==== Task input ====

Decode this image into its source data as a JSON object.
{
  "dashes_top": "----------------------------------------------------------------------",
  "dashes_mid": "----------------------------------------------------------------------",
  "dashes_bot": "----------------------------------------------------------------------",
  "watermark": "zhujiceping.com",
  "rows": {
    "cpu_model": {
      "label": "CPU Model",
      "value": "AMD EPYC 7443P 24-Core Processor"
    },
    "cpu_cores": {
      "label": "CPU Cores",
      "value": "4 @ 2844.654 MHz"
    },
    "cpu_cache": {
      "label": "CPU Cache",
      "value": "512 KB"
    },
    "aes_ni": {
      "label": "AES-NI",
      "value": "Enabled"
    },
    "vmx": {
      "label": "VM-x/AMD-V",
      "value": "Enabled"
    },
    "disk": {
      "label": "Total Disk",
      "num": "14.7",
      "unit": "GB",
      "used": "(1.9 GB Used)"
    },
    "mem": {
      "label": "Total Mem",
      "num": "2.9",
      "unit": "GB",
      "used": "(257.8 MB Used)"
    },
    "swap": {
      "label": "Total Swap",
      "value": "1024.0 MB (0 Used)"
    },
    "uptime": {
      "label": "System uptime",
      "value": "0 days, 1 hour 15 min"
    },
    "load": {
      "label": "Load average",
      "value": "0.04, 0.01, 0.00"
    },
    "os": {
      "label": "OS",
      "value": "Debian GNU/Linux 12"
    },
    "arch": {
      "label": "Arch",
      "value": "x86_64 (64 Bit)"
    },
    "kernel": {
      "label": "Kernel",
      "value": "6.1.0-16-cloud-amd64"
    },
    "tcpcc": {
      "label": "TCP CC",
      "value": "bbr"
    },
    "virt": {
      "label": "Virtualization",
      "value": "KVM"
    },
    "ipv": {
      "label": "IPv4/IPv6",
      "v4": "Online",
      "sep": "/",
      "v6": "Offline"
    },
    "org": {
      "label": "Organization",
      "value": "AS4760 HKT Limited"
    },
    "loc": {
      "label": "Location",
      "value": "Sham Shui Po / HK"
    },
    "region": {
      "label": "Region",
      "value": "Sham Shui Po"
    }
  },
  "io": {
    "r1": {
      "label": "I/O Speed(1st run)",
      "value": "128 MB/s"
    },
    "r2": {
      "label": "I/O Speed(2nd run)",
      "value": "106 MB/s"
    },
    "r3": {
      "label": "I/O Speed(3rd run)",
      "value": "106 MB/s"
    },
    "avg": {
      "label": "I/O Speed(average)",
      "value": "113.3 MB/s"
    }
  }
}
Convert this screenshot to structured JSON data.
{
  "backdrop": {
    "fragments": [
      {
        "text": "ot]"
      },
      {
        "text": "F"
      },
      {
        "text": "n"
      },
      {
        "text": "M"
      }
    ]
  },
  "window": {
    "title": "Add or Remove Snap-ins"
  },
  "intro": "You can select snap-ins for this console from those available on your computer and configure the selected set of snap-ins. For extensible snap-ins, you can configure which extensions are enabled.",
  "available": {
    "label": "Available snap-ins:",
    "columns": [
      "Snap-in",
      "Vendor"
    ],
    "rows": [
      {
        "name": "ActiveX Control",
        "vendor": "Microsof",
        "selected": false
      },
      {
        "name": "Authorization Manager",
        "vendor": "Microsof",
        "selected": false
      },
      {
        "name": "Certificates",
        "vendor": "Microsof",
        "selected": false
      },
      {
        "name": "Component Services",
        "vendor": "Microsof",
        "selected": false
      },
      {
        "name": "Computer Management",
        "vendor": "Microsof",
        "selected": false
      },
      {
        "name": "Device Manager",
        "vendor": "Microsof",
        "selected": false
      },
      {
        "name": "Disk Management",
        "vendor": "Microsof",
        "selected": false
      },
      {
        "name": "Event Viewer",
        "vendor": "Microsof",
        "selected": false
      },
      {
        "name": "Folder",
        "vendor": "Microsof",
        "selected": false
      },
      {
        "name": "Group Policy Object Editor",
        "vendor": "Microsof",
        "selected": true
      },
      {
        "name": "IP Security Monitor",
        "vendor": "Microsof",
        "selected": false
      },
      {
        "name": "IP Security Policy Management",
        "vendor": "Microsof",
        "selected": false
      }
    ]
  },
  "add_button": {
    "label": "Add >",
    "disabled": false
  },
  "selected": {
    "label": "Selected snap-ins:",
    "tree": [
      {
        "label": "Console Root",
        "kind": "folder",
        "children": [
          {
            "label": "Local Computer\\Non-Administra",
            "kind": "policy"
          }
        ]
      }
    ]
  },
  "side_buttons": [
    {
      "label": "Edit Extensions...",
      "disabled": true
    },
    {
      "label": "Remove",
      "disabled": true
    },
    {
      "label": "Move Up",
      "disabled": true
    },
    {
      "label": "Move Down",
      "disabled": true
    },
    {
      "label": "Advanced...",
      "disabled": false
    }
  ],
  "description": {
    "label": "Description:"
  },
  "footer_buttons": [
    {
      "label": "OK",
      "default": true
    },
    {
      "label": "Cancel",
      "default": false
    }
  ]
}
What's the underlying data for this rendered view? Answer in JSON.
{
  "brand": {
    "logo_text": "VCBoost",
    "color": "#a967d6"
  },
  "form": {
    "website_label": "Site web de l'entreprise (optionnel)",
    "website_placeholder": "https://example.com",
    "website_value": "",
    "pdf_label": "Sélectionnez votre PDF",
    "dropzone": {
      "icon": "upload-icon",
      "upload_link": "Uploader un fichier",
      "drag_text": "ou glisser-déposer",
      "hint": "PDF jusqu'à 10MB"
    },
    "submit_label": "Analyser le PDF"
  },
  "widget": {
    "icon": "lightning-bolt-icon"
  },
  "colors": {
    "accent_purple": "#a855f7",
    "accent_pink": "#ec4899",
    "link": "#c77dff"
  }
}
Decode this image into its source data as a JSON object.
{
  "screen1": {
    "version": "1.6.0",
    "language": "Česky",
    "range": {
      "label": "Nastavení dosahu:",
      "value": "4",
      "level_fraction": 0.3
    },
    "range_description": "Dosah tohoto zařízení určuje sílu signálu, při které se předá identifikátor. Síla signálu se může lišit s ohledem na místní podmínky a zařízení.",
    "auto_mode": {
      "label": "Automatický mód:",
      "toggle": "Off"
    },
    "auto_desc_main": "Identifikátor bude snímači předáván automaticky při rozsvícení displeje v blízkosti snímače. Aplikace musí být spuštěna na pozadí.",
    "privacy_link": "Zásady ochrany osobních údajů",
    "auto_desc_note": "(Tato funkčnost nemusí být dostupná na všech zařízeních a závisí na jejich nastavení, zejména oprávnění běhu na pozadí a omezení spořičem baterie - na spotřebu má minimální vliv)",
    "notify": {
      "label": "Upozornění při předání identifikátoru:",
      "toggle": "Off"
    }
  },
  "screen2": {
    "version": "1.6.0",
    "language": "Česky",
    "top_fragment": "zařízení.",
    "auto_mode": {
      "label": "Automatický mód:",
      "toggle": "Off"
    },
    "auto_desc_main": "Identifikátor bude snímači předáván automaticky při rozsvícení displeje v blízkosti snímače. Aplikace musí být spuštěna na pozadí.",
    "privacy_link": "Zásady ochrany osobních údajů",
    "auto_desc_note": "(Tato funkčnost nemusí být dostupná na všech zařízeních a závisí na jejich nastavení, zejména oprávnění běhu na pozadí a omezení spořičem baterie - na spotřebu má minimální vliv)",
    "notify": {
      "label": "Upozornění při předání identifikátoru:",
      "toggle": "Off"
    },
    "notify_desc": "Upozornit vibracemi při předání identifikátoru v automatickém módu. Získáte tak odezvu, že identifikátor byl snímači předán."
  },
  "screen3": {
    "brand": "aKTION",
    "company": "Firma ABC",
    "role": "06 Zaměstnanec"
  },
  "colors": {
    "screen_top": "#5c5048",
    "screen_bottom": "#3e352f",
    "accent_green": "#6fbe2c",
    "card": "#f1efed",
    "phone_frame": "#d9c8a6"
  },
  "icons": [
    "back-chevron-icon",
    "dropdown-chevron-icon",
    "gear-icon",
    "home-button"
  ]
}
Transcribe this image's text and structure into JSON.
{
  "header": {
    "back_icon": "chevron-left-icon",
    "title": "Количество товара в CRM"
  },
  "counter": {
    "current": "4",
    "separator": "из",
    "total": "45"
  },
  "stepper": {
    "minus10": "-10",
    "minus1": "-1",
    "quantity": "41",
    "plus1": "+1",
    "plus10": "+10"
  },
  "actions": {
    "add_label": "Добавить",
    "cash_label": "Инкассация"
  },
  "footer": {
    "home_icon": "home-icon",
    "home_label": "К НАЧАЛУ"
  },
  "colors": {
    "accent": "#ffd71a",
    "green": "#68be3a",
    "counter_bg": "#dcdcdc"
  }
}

====

• _Challenge_: In the listing above, find the line containing "Transcribe this image's" and please quote exactly that line through the last one, and no other lines.

• _The reply_:
Transcribe this image's text and structure into JSON.
{
  "header": {
    "back_icon": "chevron-left-icon",
    "title": "Количество товара в CRM"
  },
  "counter": {
    "current": "4",
    "separator": "из",
    "total": "45"
  },
  "stepper": {
    "minus10": "-10",
    "minus1": "-1",
    "quantity": "41",
    "plus1": "+1",
    "plus10": "+10"
  },
  "actions": {
    "add_label": "Добавить",
    "cash_label": "Инкассация"
  },
  "footer": {
    "home_icon": "home-icon",
    "home_label": "К НАЧАЛУ"
  },
  "colors": {
    "accent": "#ffd71a",
    "green": "#68be3a",
    "counter_bg": "#dcdcdc"
  }
}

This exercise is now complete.